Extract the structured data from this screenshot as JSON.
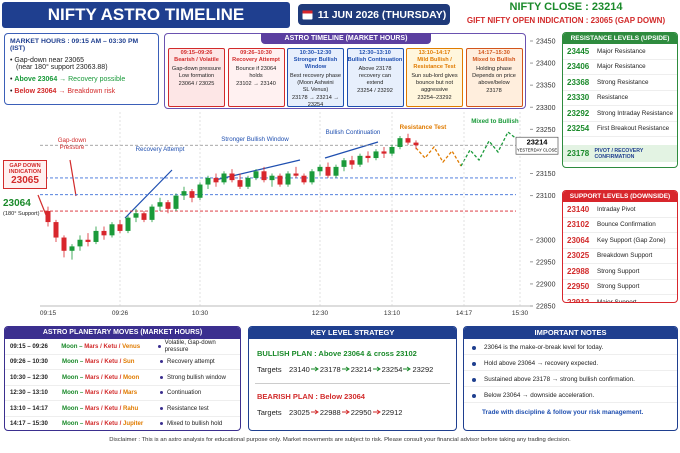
{
  "header": {
    "title": "NIFTY ASTRO TIMELINE FORECAST",
    "date": "11 JUN 2026 (THURSDAY)",
    "close": "NIFTY CLOSE : 23214",
    "gift": "GIFT NIFTY OPEN INDICATION : 23065 (GAP DOWN)"
  },
  "market_hours": {
    "title": "MARKET HOURS : 09:15 AM – 03:30 PM (IST)",
    "gap": "Gap-down near 23065",
    "gap_note": "(near 180° support 23063.88)",
    "above_level": "Above 23064",
    "above_text": "→ Recovery possible",
    "below_level": "Below 23064",
    "below_text": "→ Breakdown risk"
  },
  "timeline": {
    "title": "ASTRO TIMELINE (MARKET HOURS)",
    "columns": [
      {
        "time": "09:15–09:26",
        "heading": "Bearish / Volatile",
        "lines": [
          "Gap-down pressure",
          "Low formation",
          "23064 / 23025"
        ],
        "color": "#d22b2b",
        "bg": "#fde6e6"
      },
      {
        "time": "09:26–10:30",
        "heading": "Recovery Attempt",
        "lines": [
          "Bounce if 23064",
          "holds",
          "23102 → 23140"
        ],
        "color": "#d22b2b",
        "bg": "#fff1f1"
      },
      {
        "time": "10:30–12:30",
        "heading": "Stronger Bullish Window",
        "lines": [
          "Best recovery phase",
          "(Moon Ashwini",
          "SL Venus)",
          "23178 → 23214 → 23254"
        ],
        "color": "#1f4fb0",
        "bg": "#e7effc"
      },
      {
        "time": "12:30–13:10",
        "heading": "Bullish Continuation",
        "lines": [
          "Above 23178",
          "recovery can",
          "extend",
          "23254 / 23292"
        ],
        "color": "#1f4fb0",
        "bg": "#e7effc"
      },
      {
        "time": "13:10–14:17",
        "heading": "Mild Bullish / Resistance Test",
        "lines": [
          "Sun sub-lord gives",
          "bounce but not",
          "aggressive",
          "23254–23292"
        ],
        "color": "#e07b00",
        "bg": "#fff6dd"
      },
      {
        "time": "14:17–15:30",
        "heading": "Mixed to Bullish",
        "lines": [
          "Holding phase",
          "Depends on price",
          "above/below",
          "23178"
        ],
        "color": "#d2551b",
        "bg": "#ffeedd"
      }
    ]
  },
  "resistance": {
    "title": "RESISTANCE LEVELS (UPSIDE)",
    "rows": [
      [
        "23445",
        "Major Resistance"
      ],
      [
        "23406",
        "Major Resistance"
      ],
      [
        "23368",
        "Strong Resistance"
      ],
      [
        "23330",
        "Resistance"
      ],
      [
        "23292",
        "Strong Intraday Resistance"
      ],
      [
        "23254",
        "First Breakout Resistance"
      ]
    ],
    "pivot_level": "23178",
    "pivot_label": "PIVOT / RECOVERY CONFIRMATION"
  },
  "support": {
    "title": "SUPPORT LEVELS (DOWNSIDE)",
    "rows": [
      [
        "23140",
        "Intraday Pivot"
      ],
      [
        "23102",
        "Bounce Confirmation"
      ],
      [
        "23064",
        "Key Support (Gap Zone)"
      ],
      [
        "23025",
        "Breakdown Support"
      ],
      [
        "22988",
        "Strong Support"
      ],
      [
        "22950",
        "Strong Support"
      ],
      [
        "22912",
        "Major Support"
      ]
    ]
  },
  "chart_data": {
    "type": "candlestick",
    "up_color": "#1a9a3a",
    "down_color": "#d8262c",
    "categories": [
      "09:15",
      null,
      null,
      null,
      null,
      null,
      null,
      null,
      null,
      "09:26",
      null,
      null,
      null,
      null,
      null,
      null,
      null,
      null,
      null,
      "10:30",
      null,
      null,
      null,
      null,
      null,
      null,
      null,
      null,
      null,
      null,
      null,
      null,
      null,
      null,
      "12:30",
      null,
      null,
      null,
      null,
      null,
      null,
      null,
      null,
      "13:10",
      null,
      null,
      null,
      null,
      null,
      null,
      null,
      null,
      "14:17",
      null,
      null,
      null,
      null,
      null,
      null,
      "15:30"
    ],
    "open": [
      23065,
      23040,
      23005,
      22975,
      22985,
      23000,
      22995,
      23020,
      23010,
      23035,
      23020,
      23050,
      23060,
      23045,
      23075,
      23085,
      23070,
      23100,
      23110,
      23095,
      23125,
      23140,
      23130,
      23150,
      23135,
      23120,
      23140,
      23155,
      23135,
      23145,
      23125,
      23150,
      23145,
      23130,
      23155,
      23165,
      23145,
      23165,
      23180,
      23170,
      23190,
      23185,
      23200,
      23195,
      23210,
      23230,
      23220,
      null,
      null,
      null,
      null,
      null,
      null,
      null,
      null,
      null,
      null,
      null,
      null,
      null
    ],
    "high": [
      23075,
      23045,
      23010,
      22990,
      23010,
      23015,
      23030,
      23030,
      23040,
      23045,
      23055,
      23070,
      23065,
      23080,
      23095,
      23090,
      23105,
      23120,
      23115,
      23130,
      23145,
      23150,
      23155,
      23160,
      23150,
      23145,
      23160,
      23165,
      23150,
      23150,
      23155,
      23165,
      23150,
      23160,
      23170,
      23175,
      23170,
      23185,
      23190,
      23195,
      23200,
      23205,
      23210,
      23215,
      23235,
      23240,
      23225,
      null,
      null,
      null,
      null,
      null,
      null,
      null,
      null,
      null,
      null,
      null,
      null,
      null
    ],
    "low": [
      23030,
      22995,
      22960,
      22955,
      22975,
      22985,
      22990,
      23000,
      23005,
      23015,
      23015,
      23040,
      23040,
      23040,
      23065,
      23060,
      23065,
      23090,
      23085,
      23090,
      23115,
      23120,
      23125,
      23130,
      23115,
      23115,
      23135,
      23130,
      23120,
      23120,
      23120,
      23140,
      23125,
      23125,
      23145,
      23140,
      23140,
      23155,
      23160,
      23165,
      23175,
      23180,
      23185,
      23190,
      23205,
      23215,
      23205,
      null,
      null,
      null,
      null,
      null,
      null,
      null,
      null,
      null,
      null,
      null,
      null,
      null
    ],
    "close": [
      23040,
      23005,
      22975,
      22985,
      23000,
      22995,
      23020,
      23010,
      23035,
      23020,
      23050,
      23060,
      23045,
      23075,
      23085,
      23070,
      23100,
      23110,
      23095,
      23125,
      23140,
      23130,
      23150,
      23135,
      23120,
      23140,
      23155,
      23135,
      23145,
      23125,
      23150,
      23145,
      23130,
      23155,
      23165,
      23145,
      23165,
      23180,
      23170,
      23190,
      23185,
      23200,
      23195,
      23210,
      23230,
      23220,
      23214,
      null,
      null,
      null,
      null,
      null,
      null,
      null,
      null,
      null,
      null,
      null,
      null,
      null
    ],
    "ylim": [
      22850,
      23450
    ],
    "yticks": [
      22850,
      22900,
      22950,
      23000,
      23100,
      23150,
      23200,
      23250,
      23300,
      23350,
      23400,
      23450
    ],
    "hlines": [
      {
        "value": 23214,
        "color": "#8a8a8a"
      },
      {
        "value": 23140,
        "color": "#3b6fd8"
      },
      {
        "value": 23102,
        "color": "#3b6fd8"
      },
      {
        "value": 23065,
        "color": "#d8262c"
      }
    ],
    "close_label": "23214",
    "close_note": "YESTERDAY CLOSE",
    "gap_box": "GAP DOWN INDICATION",
    "gap_value": "23065",
    "support_value": "23064",
    "support_note": "(180° Support)",
    "annotations": [
      {
        "text": "Gap-down Pressure",
        "color": "#d22b2b"
      },
      {
        "text": "Recovery Attempt",
        "color": "#1f4fb0"
      },
      {
        "text": "Stronger Bullish Window",
        "color": "#1f4fb0"
      },
      {
        "text": "Bullish Continuation",
        "color": "#1f4fb0"
      },
      {
        "text": "Resistance Test",
        "color": "#e07b00"
      },
      {
        "text": "Mixed to Bullish",
        "color": "#1a9a3a"
      }
    ]
  },
  "planetary": {
    "title": "ASTRO PLANETARY MOVES (MARKET HOURS)",
    "rows": [
      {
        "time": "09:15 – 09:26",
        "moon": "Moon –",
        "mk": "Mars / Ketu /",
        "sub": "Venus",
        "effect": "Volatile, Gap-down pressure"
      },
      {
        "time": "09:26 – 10:30",
        "moon": "Moon –",
        "mk": "Mars / Ketu /",
        "sub": "Sun",
        "effect": "Recovery attempt"
      },
      {
        "time": "10:30 – 12:30",
        "moon": "Moon –",
        "mk": "Mars / Ketu /",
        "sub": "Moon",
        "effect": "Strong bullish window"
      },
      {
        "time": "12:30 – 13:10",
        "moon": "Moon –",
        "mk": "Mars / Ketu /",
        "sub": "Mars",
        "effect": "Continuation"
      },
      {
        "time": "13:10 – 14:17",
        "moon": "Moon –",
        "mk": "Mars / Ketu /",
        "sub": "Rahu",
        "effect": "Resistance test"
      },
      {
        "time": "14:17 – 15:30",
        "moon": "Moon –",
        "mk": "Mars / Ketu /",
        "sub": "Jupiter",
        "effect": "Mixed to bullish hold"
      }
    ]
  },
  "strategy": {
    "title": "KEY LEVEL STRATEGY",
    "bull_heading": "BULLISH PLAN :",
    "bull_condition": "Above 23064 & cross 23102",
    "targets_label": "Targets",
    "bull_targets": [
      23140,
      23178,
      23214,
      23254,
      23292
    ],
    "bear_heading": "BEARISH PLAN :",
    "bear_condition": "Below 23064",
    "bear_targets": [
      23025,
      22988,
      22950,
      22912
    ]
  },
  "notes": {
    "title": "IMPORTANT NOTES",
    "items": [
      "23064 is the make-or-break level for today.",
      "Hold above 23064 → recovery expected.",
      "Sustained above 23178 → strong bullish confirmation.",
      "Below 23064 → downside acceleration."
    ],
    "footer": "Trade with discipline & follow your risk management."
  },
  "disclaimer": "Disclaimer : This is an astro analysis for educational purpose only. Market movements are subject to risk. Please consult your financial advisor before taking any trading decision."
}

(DIRECTIVE): Show, from the listing above, each line that contains the word "near".

(THE SOLUTION):
    "gap": "Gap-down near 23065",
    "gap_note": "(near 180° support 23063.88)",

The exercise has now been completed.